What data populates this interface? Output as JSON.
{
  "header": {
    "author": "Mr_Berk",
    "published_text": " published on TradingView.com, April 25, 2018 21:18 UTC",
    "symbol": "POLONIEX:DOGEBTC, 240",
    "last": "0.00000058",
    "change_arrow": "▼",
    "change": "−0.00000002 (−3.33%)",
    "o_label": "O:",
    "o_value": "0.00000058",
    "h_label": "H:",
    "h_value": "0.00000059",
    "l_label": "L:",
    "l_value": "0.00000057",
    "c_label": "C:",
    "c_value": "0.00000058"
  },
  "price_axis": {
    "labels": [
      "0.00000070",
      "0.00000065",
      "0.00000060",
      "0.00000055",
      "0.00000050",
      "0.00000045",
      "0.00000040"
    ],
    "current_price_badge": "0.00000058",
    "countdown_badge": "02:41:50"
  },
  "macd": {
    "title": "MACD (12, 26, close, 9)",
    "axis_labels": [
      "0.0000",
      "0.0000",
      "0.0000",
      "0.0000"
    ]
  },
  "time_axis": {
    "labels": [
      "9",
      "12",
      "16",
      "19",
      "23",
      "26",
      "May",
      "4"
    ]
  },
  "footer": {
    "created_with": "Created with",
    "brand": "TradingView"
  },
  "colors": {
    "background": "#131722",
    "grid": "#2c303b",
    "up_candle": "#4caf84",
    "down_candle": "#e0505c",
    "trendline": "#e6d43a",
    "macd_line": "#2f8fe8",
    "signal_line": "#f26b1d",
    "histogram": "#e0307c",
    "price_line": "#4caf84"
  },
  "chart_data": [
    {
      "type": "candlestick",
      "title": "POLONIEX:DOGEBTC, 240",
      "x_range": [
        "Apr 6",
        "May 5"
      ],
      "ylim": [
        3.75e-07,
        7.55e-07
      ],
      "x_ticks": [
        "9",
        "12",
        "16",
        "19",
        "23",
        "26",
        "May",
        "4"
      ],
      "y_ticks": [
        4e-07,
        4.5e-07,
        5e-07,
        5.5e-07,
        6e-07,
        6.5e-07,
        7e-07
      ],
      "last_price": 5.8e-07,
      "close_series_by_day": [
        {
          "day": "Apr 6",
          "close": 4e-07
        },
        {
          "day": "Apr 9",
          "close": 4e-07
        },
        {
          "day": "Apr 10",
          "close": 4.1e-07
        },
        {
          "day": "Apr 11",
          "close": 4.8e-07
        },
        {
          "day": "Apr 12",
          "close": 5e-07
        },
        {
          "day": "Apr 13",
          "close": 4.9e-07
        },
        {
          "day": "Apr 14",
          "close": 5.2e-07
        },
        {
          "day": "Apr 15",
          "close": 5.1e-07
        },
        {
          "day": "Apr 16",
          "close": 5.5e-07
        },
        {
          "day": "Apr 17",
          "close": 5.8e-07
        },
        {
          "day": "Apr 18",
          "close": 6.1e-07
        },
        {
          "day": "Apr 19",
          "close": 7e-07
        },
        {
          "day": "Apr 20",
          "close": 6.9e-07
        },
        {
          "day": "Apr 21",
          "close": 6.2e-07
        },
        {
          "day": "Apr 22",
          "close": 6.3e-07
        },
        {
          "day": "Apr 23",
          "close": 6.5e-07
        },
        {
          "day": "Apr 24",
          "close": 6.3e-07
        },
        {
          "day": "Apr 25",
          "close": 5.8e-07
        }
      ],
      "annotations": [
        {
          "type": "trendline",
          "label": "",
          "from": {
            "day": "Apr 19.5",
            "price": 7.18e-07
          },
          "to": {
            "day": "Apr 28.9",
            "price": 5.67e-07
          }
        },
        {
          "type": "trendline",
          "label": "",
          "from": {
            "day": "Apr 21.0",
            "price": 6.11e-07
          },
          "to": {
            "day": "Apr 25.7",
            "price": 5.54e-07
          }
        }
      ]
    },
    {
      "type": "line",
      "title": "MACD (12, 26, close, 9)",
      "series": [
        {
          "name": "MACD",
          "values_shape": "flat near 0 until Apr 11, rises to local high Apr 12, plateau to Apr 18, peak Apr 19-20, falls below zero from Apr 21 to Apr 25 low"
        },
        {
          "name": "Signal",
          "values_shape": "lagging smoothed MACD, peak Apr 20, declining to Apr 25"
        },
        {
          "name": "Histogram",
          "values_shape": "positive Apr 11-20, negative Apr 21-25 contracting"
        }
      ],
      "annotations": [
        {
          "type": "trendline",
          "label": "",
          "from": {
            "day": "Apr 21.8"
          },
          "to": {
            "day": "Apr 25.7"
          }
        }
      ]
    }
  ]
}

------------------------------------------------

* [Objective]: Repeat the whole listing exactly, keeping every line intact.

* [Final result]:
What data populates this interface? Output as JSON.
{
  "header": {
    "author": "Mr_Berk",
    "published_text": " published on TradingView.com, April 25, 2018 21:18 UTC",
    "symbol": "POLONIEX:DOGEBTC, 240",
    "last": "0.00000058",
    "change_arrow": "▼",
    "change": "−0.00000002 (−3.33%)",
    "o_label": "O:",
    "o_value": "0.00000058",
    "h_label": "H:",
    "h_value": "0.00000059",
    "l_label": "L:",
    "l_value": "0.00000057",
    "c_label": "C:",
    "c_value": "0.00000058"
  },
  "price_axis": {
    "labels": [
      "0.00000070",
      "0.00000065",
      "0.00000060",
      "0.00000055",
      "0.00000050",
      "0.00000045",
      "0.00000040"
    ],
    "current_price_badge": "0.00000058",
    "countdown_badge": "02:41:50"
  },
  "macd": {
    "title": "MACD (12, 26, close, 9)",
    "axis_labels": [
      "0.0000",
      "0.0000",
      "0.0000",
      "0.0000"
    ]
  },
  "time_axis": {
    "labels": [
      "9",
      "12",
      "16",
      "19",
      "23",
      "26",
      "May",
      "4"
    ]
  },
  "footer": {
    "created_with": "Created with",
    "brand": "TradingView"
  },
  "colors": {
    "background": "#131722",
    "grid": "#2c303b",
    "up_candle": "#4caf84",
    "down_candle": "#e0505c",
    "trendline": "#e6d43a",
    "macd_line": "#2f8fe8",
    "signal_line": "#f26b1d",
    "histogram": "#e0307c",
    "price_line": "#4caf84"
  },
  "chart_data": [
    {
      "type": "candlestick",
      "title": "POLONIEX:DOGEBTC, 240",
      "x_range": [
        "Apr 6",
        "May 5"
      ],
      "ylim": [
        3.75e-07,
        7.55e-07
      ],
      "x_ticks": [
        "9",
        "12",
        "16",
        "19",
        "23",
        "26",
        "May",
        "4"
      ],
      "y_ticks": [
        4e-07,
        4.5e-07,
        5e-07,
        5.5e-07,
        6e-07,
        6.5e-07,
        7e-07
      ],
      "last_price": 5.8e-07,
      "close_series_by_day": [
        {
          "day": "Apr 6",
          "close": 4e-07
        },
        {
          "day": "Apr 9",
          "close": 4e-07
        },
        {
          "day": "Apr 10",
          "close": 4.1e-07
        },
        {
          "day": "Apr 11",
          "close": 4.8e-07
        },
        {
          "day": "Apr 12",
          "close": 5e-07
        },
        {
          "day": "Apr 13",
          "close": 4.9e-07
        },
        {
          "day": "Apr 14",
          "close": 5.2e-07
        },
        {
          "day": "Apr 15",
          "close": 5.1e-07
        },
        {
          "day": "Apr 16",
          "close": 5.5e-07
        },
        {
          "day": "Apr 17",
          "close": 5.8e-07
        },
        {
          "day": "Apr 18",
          "close": 6.1e-07
        },
        {
          "day": "Apr 19",
          "close": 7e-07
        },
        {
          "day": "Apr 20",
          "close": 6.9e-07
        },
        {
          "day": "Apr 21",
          "close": 6.2e-07
        },
        {
          "day": "Apr 22",
          "close": 6.3e-07
        },
        {
          "day": "Apr 23",
          "close": 6.5e-07
        },
        {
          "day": "Apr 24",
          "close": 6.3e-07
        },
        {
          "day": "Apr 25",
          "close": 5.8e-07
        }
      ],
      "annotations": [
        {
          "type": "trendline",
          "label": "",
          "from": {
            "day": "Apr 19.5",
            "price": 7.18e-07
          },
          "to": {
            "day": "Apr 28.9",
            "price": 5.67e-07
          }
        },
        {
          "type": "trendline",
          "label": "",
          "from": {
            "day": "Apr 21.0",
            "price": 6.11e-07
          },
          "to": {
            "day": "Apr 25.7",
            "price": 5.54e-07
          }
        }
      ]
    },
    {
      "type": "line",
      "title": "MACD (12, 26, close, 9)",
      "series": [
        {
          "name": "MACD",
          "values_shape": "flat near 0 until Apr 11, rises to local high Apr 12, plateau to Apr 18, peak Apr 19-20, falls below zero from Apr 21 to Apr 25 low"
        },
        {
          "name": "Signal",
          "values_shape": "lagging smoothed MACD, peak Apr 20, declining to Apr 25"
        },
        {
          "name": "Histogram",
          "values_shape": "positive Apr 11-20, negative Apr 21-25 contracting"
        }
      ],
      "annotations": [
        {
          "type": "trendline",
          "label": "",
          "from": {
            "day": "Apr 21.8"
          },
          "to": {
            "day": "Apr 25.7"
          }
        }
      ]
    }
  ]
}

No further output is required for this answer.